Exercise: Say the number of lines containing the string "title", and say nothing else.

Records shown:
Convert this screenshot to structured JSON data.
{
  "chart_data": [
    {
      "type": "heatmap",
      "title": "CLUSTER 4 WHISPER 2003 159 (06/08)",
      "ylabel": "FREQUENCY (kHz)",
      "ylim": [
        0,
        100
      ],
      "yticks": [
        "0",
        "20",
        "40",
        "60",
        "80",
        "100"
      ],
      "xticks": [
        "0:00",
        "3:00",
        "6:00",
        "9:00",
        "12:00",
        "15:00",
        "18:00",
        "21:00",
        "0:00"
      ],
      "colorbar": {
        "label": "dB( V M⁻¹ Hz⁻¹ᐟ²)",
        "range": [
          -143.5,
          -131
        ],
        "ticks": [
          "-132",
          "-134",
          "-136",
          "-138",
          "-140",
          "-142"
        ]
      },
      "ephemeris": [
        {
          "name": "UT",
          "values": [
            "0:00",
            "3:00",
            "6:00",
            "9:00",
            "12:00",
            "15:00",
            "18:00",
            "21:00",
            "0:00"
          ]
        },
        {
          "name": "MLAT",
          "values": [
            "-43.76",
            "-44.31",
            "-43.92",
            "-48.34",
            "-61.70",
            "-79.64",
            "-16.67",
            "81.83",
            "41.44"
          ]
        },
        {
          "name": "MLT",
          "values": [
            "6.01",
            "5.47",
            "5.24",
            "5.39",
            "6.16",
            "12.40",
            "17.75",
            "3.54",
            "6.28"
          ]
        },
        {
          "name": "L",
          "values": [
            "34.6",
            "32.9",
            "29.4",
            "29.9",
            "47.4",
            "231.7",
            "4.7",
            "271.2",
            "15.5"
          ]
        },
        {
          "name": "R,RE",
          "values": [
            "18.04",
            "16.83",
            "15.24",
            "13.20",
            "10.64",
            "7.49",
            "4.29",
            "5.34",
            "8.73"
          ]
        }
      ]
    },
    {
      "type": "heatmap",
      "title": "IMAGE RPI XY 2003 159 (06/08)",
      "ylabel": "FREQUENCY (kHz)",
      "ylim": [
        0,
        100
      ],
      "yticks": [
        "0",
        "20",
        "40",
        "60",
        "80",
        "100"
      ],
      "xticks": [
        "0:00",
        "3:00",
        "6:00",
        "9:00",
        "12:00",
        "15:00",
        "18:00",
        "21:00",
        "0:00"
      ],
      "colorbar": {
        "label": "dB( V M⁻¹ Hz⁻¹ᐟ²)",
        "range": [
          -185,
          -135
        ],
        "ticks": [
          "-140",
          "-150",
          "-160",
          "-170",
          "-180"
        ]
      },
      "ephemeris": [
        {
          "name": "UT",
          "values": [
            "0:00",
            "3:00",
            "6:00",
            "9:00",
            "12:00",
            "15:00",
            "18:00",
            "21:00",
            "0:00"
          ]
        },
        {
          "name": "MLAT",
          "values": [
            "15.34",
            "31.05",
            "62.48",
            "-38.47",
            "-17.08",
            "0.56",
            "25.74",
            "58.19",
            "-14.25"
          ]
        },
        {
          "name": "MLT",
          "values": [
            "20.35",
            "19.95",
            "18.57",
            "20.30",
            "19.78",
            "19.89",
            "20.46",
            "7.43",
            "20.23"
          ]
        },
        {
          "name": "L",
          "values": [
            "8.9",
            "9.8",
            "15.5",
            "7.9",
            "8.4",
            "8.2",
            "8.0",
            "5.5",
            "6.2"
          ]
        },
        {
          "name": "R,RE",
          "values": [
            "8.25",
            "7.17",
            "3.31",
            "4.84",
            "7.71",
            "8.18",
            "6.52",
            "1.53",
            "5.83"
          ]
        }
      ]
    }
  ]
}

Answer to the task: 2